Collected data:
####################
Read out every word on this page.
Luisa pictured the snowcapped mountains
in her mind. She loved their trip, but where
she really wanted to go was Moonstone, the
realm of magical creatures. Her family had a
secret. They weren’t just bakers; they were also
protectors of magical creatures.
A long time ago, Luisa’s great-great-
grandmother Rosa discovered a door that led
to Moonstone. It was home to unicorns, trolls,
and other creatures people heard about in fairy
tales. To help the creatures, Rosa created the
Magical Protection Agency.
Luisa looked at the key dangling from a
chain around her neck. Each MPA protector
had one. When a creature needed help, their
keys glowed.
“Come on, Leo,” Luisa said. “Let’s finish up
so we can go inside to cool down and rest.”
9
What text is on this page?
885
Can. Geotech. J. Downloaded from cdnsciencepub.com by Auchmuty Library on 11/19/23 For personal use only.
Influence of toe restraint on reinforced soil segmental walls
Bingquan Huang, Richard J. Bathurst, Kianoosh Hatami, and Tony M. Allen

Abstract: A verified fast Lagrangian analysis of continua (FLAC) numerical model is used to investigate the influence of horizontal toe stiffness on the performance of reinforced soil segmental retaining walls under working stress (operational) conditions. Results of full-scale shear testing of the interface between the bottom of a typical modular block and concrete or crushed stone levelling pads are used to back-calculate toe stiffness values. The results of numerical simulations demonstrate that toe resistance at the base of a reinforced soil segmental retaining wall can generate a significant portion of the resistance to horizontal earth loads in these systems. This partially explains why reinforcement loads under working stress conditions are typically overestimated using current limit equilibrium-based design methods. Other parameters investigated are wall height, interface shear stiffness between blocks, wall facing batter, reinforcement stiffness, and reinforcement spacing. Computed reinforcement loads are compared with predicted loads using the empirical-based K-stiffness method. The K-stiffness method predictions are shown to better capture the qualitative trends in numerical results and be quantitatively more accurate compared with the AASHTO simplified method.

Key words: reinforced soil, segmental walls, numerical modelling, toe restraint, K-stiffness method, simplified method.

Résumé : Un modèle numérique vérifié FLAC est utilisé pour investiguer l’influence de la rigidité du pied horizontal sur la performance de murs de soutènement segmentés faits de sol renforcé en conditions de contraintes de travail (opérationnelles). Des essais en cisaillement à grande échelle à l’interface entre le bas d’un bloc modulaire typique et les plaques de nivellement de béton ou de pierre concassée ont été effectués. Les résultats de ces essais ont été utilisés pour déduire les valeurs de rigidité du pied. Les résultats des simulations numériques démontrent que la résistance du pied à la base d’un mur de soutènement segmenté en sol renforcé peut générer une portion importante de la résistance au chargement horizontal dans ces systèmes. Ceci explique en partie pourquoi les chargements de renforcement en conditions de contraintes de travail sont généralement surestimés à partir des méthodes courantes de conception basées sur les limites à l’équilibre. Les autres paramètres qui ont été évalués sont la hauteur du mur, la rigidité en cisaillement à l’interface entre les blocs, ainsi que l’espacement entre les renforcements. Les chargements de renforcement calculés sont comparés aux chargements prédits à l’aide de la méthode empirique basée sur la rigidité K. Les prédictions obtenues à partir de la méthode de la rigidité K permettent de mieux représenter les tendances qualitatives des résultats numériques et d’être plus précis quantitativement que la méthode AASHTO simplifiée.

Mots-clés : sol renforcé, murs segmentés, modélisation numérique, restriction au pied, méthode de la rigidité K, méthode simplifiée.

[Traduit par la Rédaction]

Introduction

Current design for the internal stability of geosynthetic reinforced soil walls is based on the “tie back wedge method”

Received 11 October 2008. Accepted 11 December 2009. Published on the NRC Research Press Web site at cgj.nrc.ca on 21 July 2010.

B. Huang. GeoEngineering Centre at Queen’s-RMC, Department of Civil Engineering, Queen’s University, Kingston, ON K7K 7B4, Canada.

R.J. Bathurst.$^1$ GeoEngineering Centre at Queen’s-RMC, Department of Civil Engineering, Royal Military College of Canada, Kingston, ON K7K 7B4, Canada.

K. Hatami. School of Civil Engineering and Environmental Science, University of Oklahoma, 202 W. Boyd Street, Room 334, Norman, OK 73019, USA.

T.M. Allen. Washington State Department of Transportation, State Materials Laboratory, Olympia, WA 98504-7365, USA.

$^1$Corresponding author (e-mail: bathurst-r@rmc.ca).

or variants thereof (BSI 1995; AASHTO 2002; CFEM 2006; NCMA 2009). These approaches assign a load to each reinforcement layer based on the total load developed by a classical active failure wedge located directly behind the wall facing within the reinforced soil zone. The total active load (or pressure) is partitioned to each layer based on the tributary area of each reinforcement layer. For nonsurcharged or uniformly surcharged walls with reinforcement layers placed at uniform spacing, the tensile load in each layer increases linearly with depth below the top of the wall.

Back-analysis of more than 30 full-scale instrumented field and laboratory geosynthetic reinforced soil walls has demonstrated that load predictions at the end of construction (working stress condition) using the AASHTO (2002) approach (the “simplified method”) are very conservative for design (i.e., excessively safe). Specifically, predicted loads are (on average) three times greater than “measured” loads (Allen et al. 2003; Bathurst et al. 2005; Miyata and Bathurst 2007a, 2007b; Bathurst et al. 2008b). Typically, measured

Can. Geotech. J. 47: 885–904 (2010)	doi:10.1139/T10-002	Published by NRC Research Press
####################
What is required: How many lines in the records hold the string "Queen"? Reply with the number alone.

Exercise answer: 2